▸ **EXERCISE DESCRIPTION**
Every entry below must be repeated exactly; skip the pictures.

::::::

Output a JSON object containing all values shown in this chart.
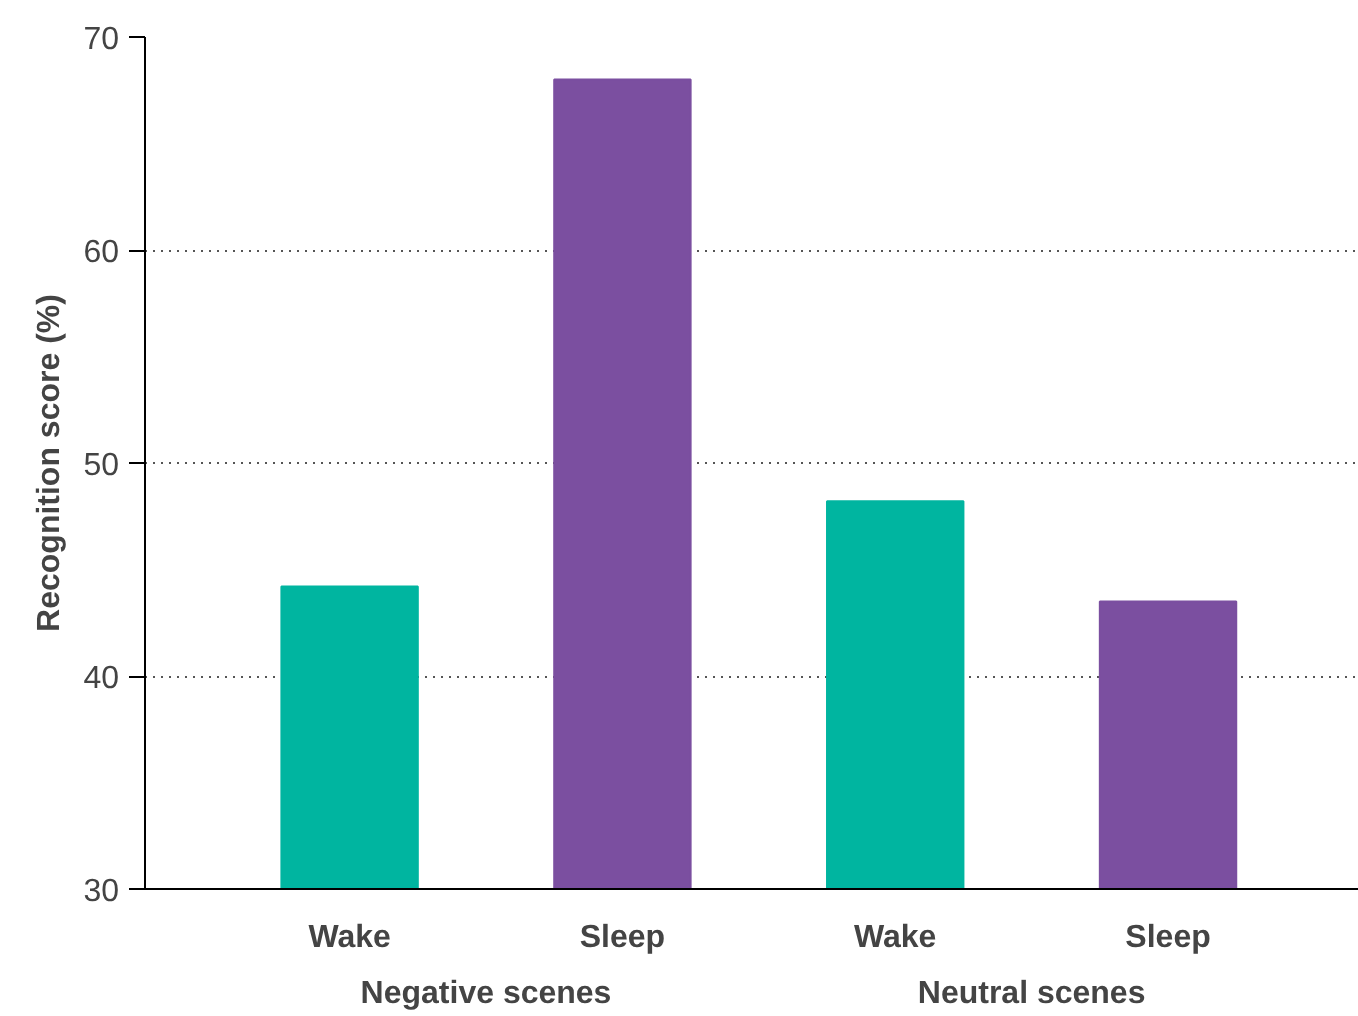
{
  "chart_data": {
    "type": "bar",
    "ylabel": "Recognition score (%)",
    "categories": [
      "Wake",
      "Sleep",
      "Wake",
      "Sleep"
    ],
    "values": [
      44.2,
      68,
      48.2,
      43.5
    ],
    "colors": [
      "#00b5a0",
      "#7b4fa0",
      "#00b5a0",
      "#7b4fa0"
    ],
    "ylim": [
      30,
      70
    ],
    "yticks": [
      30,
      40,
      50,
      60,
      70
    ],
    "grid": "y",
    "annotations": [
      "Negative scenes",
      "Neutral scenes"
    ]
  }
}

::::::

▸ **FINAL RESULT**
Output a JSON object containing all values shown in this chart.
{
  "chart_data": {
    "type": "bar",
    "ylabel": "Recognition score (%)",
    "categories": [
      "Wake",
      "Sleep",
      "Wake",
      "Sleep"
    ],
    "values": [
      44.2,
      68,
      48.2,
      43.5
    ],
    "colors": [
      "#00b5a0",
      "#7b4fa0",
      "#00b5a0",
      "#7b4fa0"
    ],
    "ylim": [
      30,
      70
    ],
    "yticks": [
      30,
      40,
      50,
      60,
      70
    ],
    "grid": "y",
    "annotations": [
      "Negative scenes",
      "Neutral scenes"
    ]
  }
}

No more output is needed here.